EXERCISE OBJECTIVE
Read through the records below and copy each line that uses the word "содержащихся".

PROVIDED DATA
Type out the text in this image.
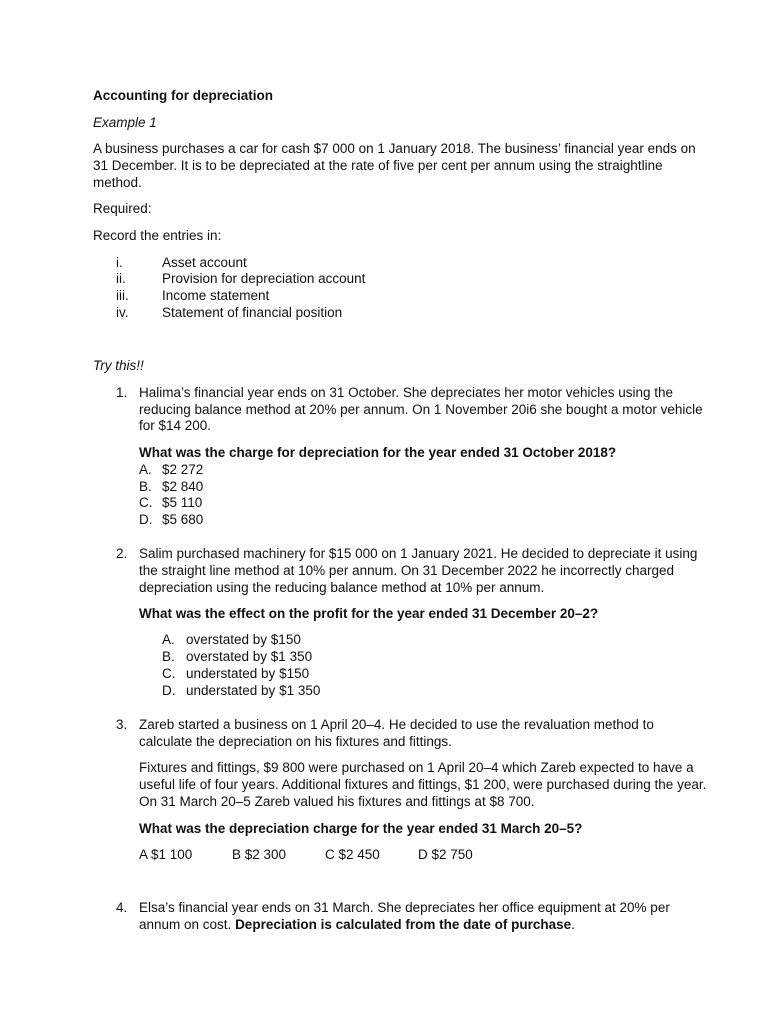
Accounting for depreciation
Example 1
A business purchases a car for cash $7 000 on 1 January 2018. The business’ financial year ends on
31 December. It is to be depreciated at the rate of five per cent per annum using the straightline
method.
Required:
Record the entries in:
i.	Asset account
ii.	Provision for depreciation account
iii. Income statement
iv. Statement of financial position
Try this!!
1. Halima’s financial year ends on 31 October. She depreciates her motor vehicles using the
reducing balance method at 20% per annum. On 1 November 20i6 she bought a motor vehicle
for $14 200.
What was the charge for depreciation for the year ended 31 October 2018?
A. $2 272
B. $2 840
C. $5 110
D. $5 680
2. Salim purchased machinery for $15 000 on 1 January 2021. He decided to depreciate it using
the straight line method at 10% per annum. On 31 December 2022 he incorrectly charged
depreciation using the reducing balance method at 10% per annum.
What was the effect on the profit for the year ended 31 December 20–2?
A. overstated by $150
B. overstated by $1 350
C. understated by $150
D. understated by $1 350
3. Zareb started a business on 1 April 20–4. He decided to use the revaluation method to
calculate the depreciation on his fixtures and fittings.
Fixtures and fittings, $9 800 were purchased on 1 April 20–4 which Zareb expected to have a
useful life of four years. Additional fixtures and fittings, $1 200, were purchased during the year.
On 31 March 20–5 Zareb valued his fixtures and fittings at $8 700.
What was the depreciation charge for the year ended 31 March 20–5?
A $1 100	B $2 300	C $2 450	D $2 750
4. Elsa’s financial year ends on 31 March. She depreciates her office equipment at 20% per
annum on cost. Depreciation is calculated from the date of purchase.
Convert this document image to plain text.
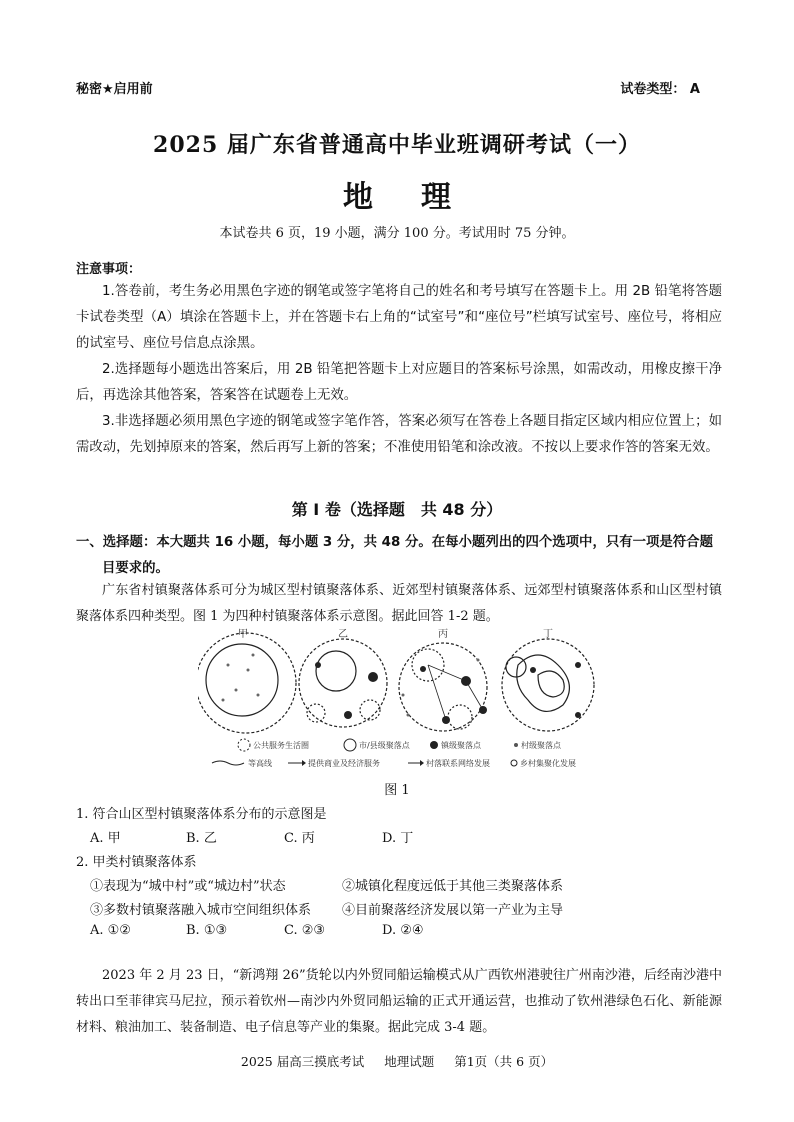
秘密★启用前	试卷类型： A
2025 届广东省普通高中毕业班调研考试（一）
地 理
本试卷共 6 页，19 小题，满分 100 分。考试用时 75 分钟。
注意事项：
1.答卷前，考生务必用黑色字迹的钢笔或签字笔将自己的姓名和考号填写在答题卡上。用 2B 铅笔将答题卡试卷类型（A）填涂在答题卡上，并在答题卡右上角的“试室号”和“座位号”栏填写试室号、座位号，将相应的试室号、座位号信息点涂黑。
2.选择题每小题选出答案后，用 2B 铅笔把答题卡上对应题目的答案标号涂黑，如需改动，用橡皮擦干净后，再选涂其他答案，答案答在试题卷上无效。
3.非选择题必须用黑色字迹的钢笔或签字笔作答，答案必须写在答卷上各题目指定区域内相应位置上；如需改动，先划掉原来的答案，然后再写上新的答案；不准使用铅笔和涂改液。不按以上要求作答的答案无效。
第 I 卷（选择题　共 48 分）
一、选择题：本大题共 16 小题，每小题 3 分，共 48 分。在每小题列出的四个选项中，只有一项是符合题
目要求的。
广东省村镇聚落体系可分为城区型村镇聚落体系、近郊型村镇聚落体系、远郊型村镇聚落体系和山区型村镇聚落体系四种类型。图 1 为四种村镇聚落体系示意图。据此回答 1-2 题。
甲	乙	丙	丁
公共服务生活圈	市/县级聚落点	镇级聚落点	村级聚落点
等高线	提供商业及经济服务	村落联系网络发展	乡村集聚化发展
图 1
1. 符合山区型村镇聚落体系分布的示意图是
A. 甲	B. 乙	C. 丙	D. 丁
2. 甲类村镇聚落体系
①表现为“城中村”或“城边村”状态	②城镇化程度远低于其他三类聚落体系
③多数村镇聚落融入城市空间组织体系 ④目前聚落经济发展以第一产业为主导
A. ①②	B. ①③	C. ②③	D. ②④
2023 年 2 月 23 日，“新鸿翔 26”货轮以内外贸同船运输模式从广西钦州港驶往广州南沙港，后经南沙港中转出口至菲律宾马尼拉，预示着钦州—南沙内外贸同船运输的正式开通运营，也推动了钦州港绿色石化、新能源材料、粮油加工、装备制造、电子信息等产业的集聚。据此完成 3-4 题。
2025 届高三摸底考试 地理试题 第1页（共 6 页）
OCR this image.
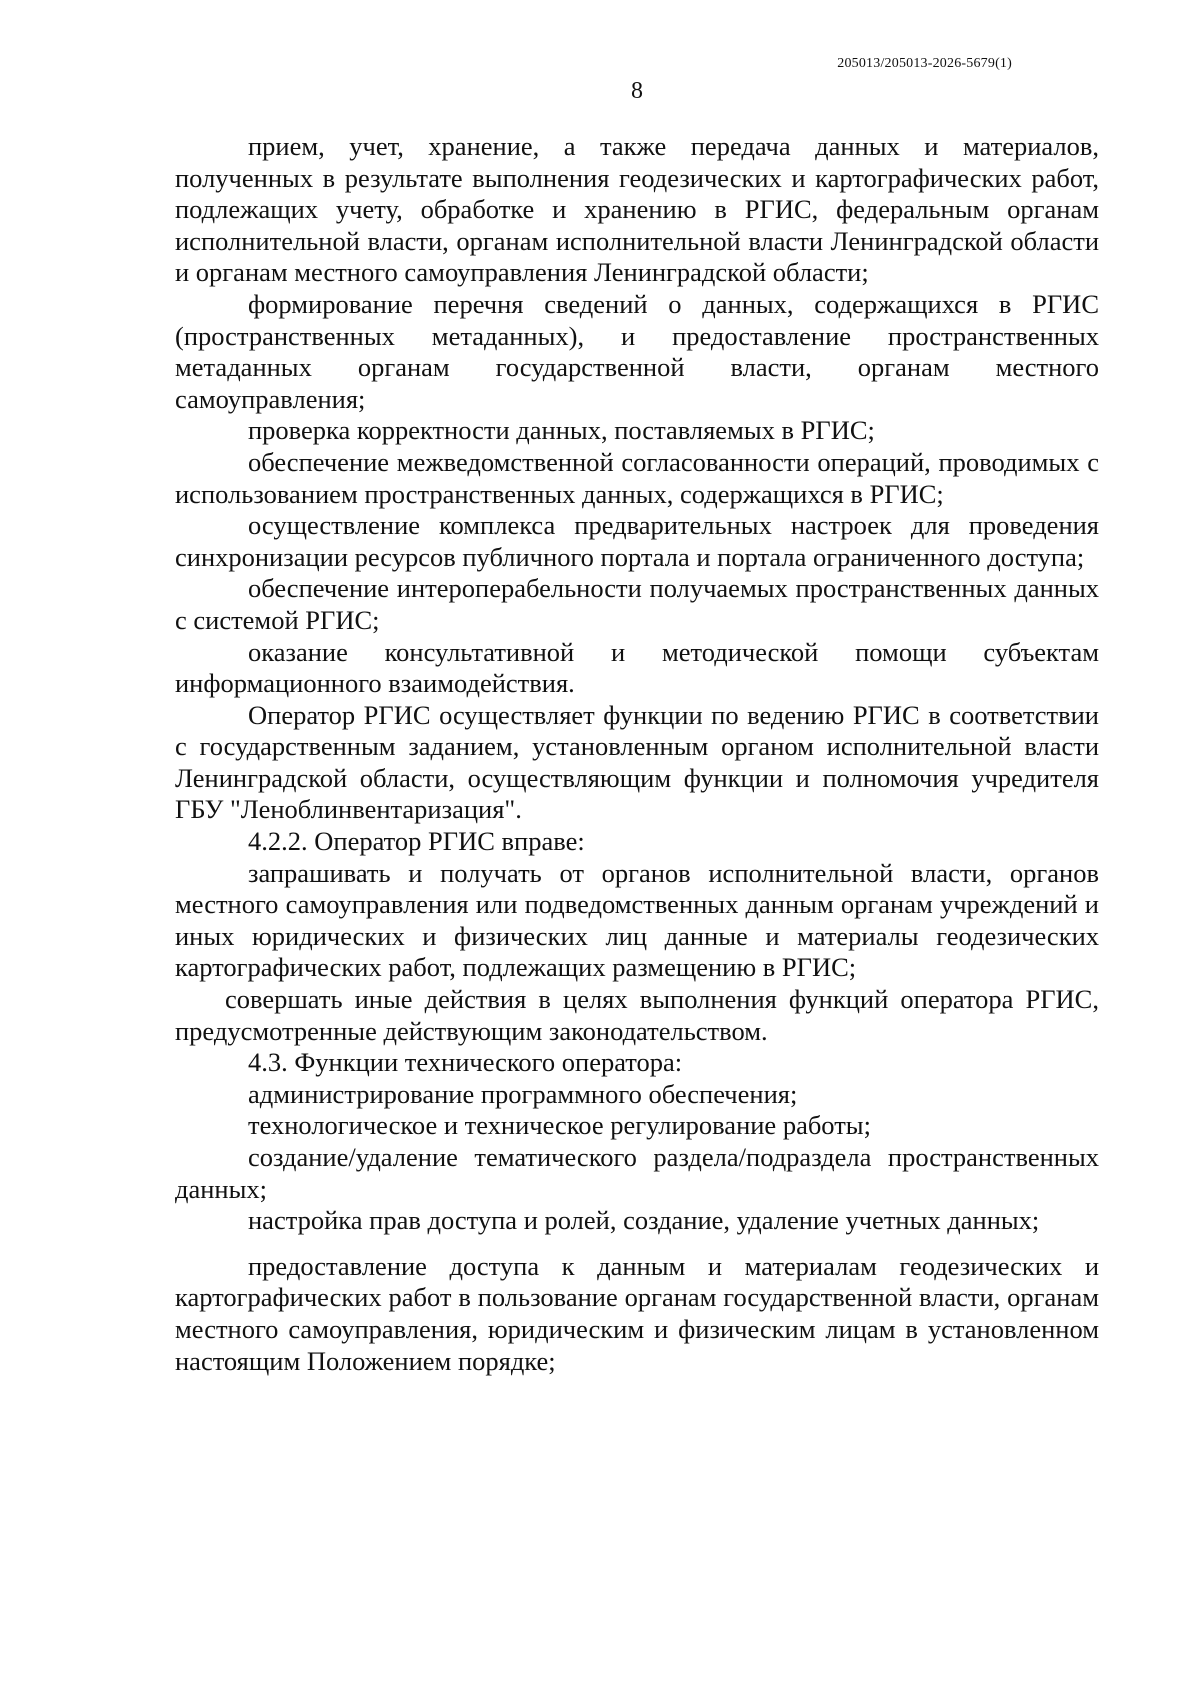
205013/205013-2026-5679(1)
8

прием, учет, хранение, а также передача данных и материалов, полученных в результате выполнения геодезических и картографических работ, подлежащих учету, обработке и хранению в РГИС, федеральным органам исполнительной власти, органам исполнительной власти Ленинградской области и органам местного самоуправления Ленинградской области;

формирование перечня сведений о данных, содержащихся в РГИС (пространственных метаданных), и предоставление пространственных метаданных органам государственной власти, органам местного самоуправления;

проверка корректности данных, поставляемых в РГИС;

обеспечение межведомственной согласованности операций, проводимых с использованием пространственных данных, содержащихся в РГИС;

осуществление комплекса предварительных настроек для проведения синхронизации ресурсов публичного портала и портала ограниченного доступа;

обеспечение интероперабельности получаемых пространственных данных с системой РГИС;

оказание консультативной и методической помощи субъектам информационного взаимодействия.

Оператор РГИС осуществляет функции по ведению РГИС в соответствии с государственным заданием, установленным органом исполнительной власти Ленинградской области, осуществляющим функции и полномочия учредителя ГБУ "Леноблинвентаризация".

4.2.2. Оператор РГИС вправе:

запрашивать и получать от органов исполнительной власти, органов местного самоуправления или подведомственных данным органам учреждений и иных юридических и физических лиц данные и материалы геодезических картографических работ, подлежащих размещению в РГИС;

совершать иные действия в целях выполнения функций оператора РГИС, предусмотренные действующим законодательством.

4.3. Функции технического оператора:

администрирование программного обеспечения;

технологическое и техническое регулирование работы;

создание/удаление тематического раздела/подраздела пространственных данных;

настройка прав доступа и ролей, создание, удаление учетных данных;

предоставление доступа к данным и материалам геодезических и картографических работ в пользование органам государственной власти, органам местного самоуправления, юридическим и физическим лицам в установленном настоящим Положением порядке;
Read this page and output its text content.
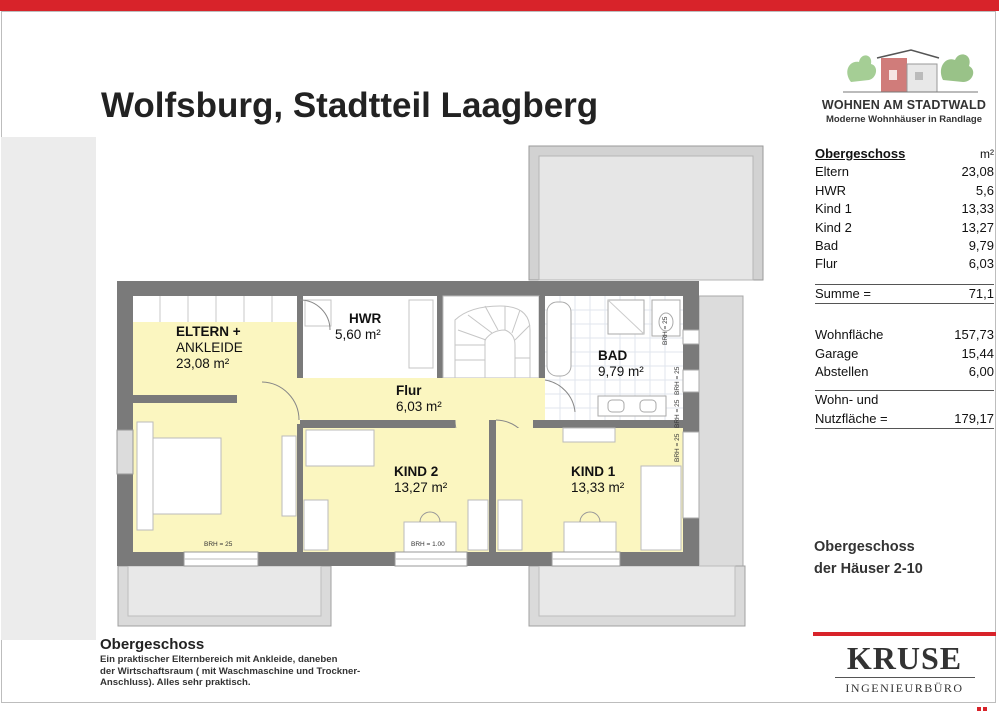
Wolfsburg, Stadtteil Laagberg	WOHNEN AM STADTWALD
Moderne Wohnhäuser in Randlage
ELTERN +
ANKLEIDE
23,08 m²
HWR
5,60 m²
BAD
9,79 m²
Flur
6,03 m²
KIND 2
13,27 m²
KIND 1
13,33 m²
BRH = 25	BRH = 1.00
BRH = 25
BRH = 25
BRH = 25
BRH = 25
Obergeschoss	m²
Eltern	23,08
HWR	5,6
Kind 1	13,33
Kind 2	13,27
Bad	9,79
Flur	6,03
Summe =	71,1
Wohnfläche	157,73
Garage	15,44
Abstellen	6,00
Wohn- und
Nutzfläche =	179,17
Obergeschoss
der Häuser 2-10
Obergeschoss
Ein praktischer Elternbereich mit Ankleide, daneben
der Wirtschaftsraum ( mit Waschmaschine und Trockner-
Anschluss). Alles sehr praktisch.
KRUSE
INGENIEURBÜRO
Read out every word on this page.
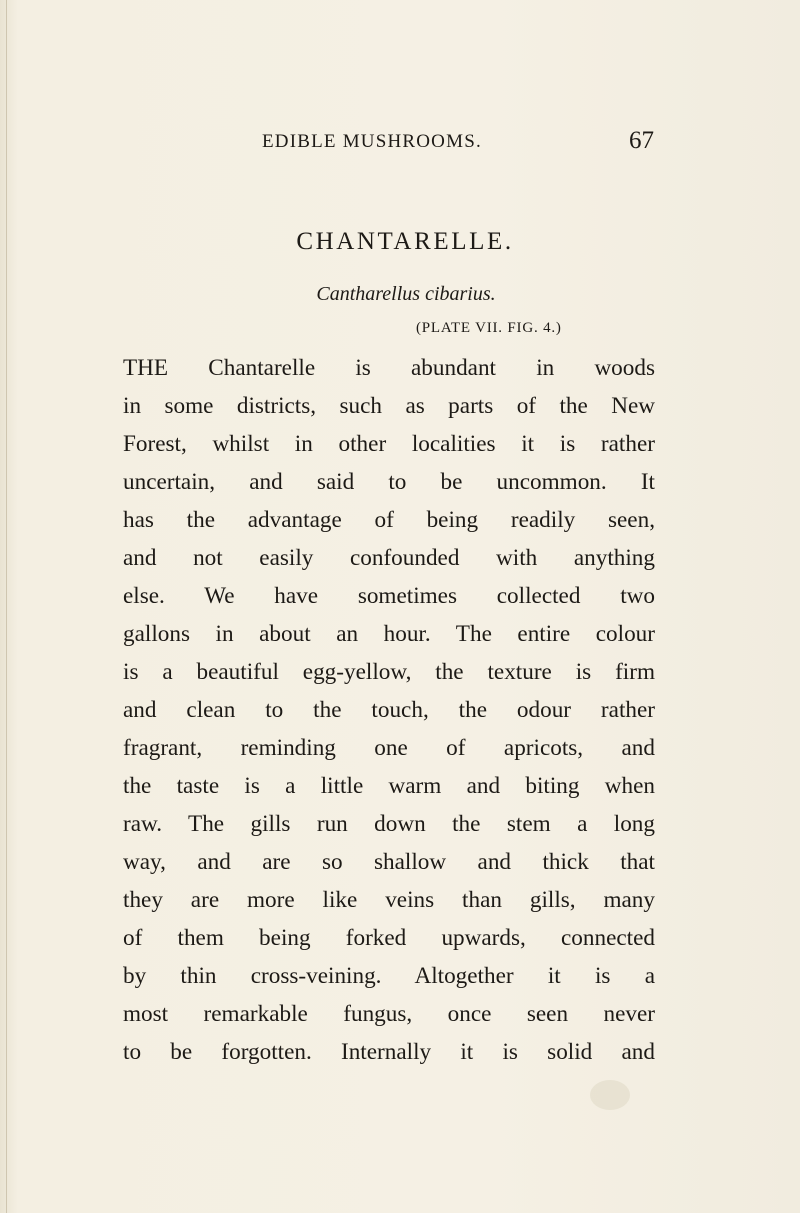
EDIBLE MUSHROOMS.	67
CHANTARELLE.
Cantharellus cibarius.
(PLATE VII. FIG. 4.)
THE Chantarelle is abundant in woods
in some districts, such as parts of the New
Forest, whilst in other localities it is rather
uncertain, and said to be uncommon. It
has the advantage of being readily seen,
and not easily confounded with anything
else. We have sometimes collected two
gallons in about an hour. The entire colour
is a beautiful egg-yellow, the texture is firm
and clean to the touch, the odour rather
fragrant, reminding one of apricots, and
the taste is a little warm and biting when
raw. The gills run down the stem a long
way, and are so shallow and thick that
they are more like veins than gills, many
of them being forked upwards, connected
by thin cross-veining. Altogether it is a
most remarkable fungus, once seen never
to be forgotten. Internally it is solid and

IN RESPONSE
формирование перечня сведений о данных, содержащихся в РГИС (пространственных метаданных), и предоставление пространственных метаданных органам государственной власти, органам местного самоуправления;
обеспечение межведомственной согласованности операций, проводимых с использованием пространственных данных, содержащихся в РГИС;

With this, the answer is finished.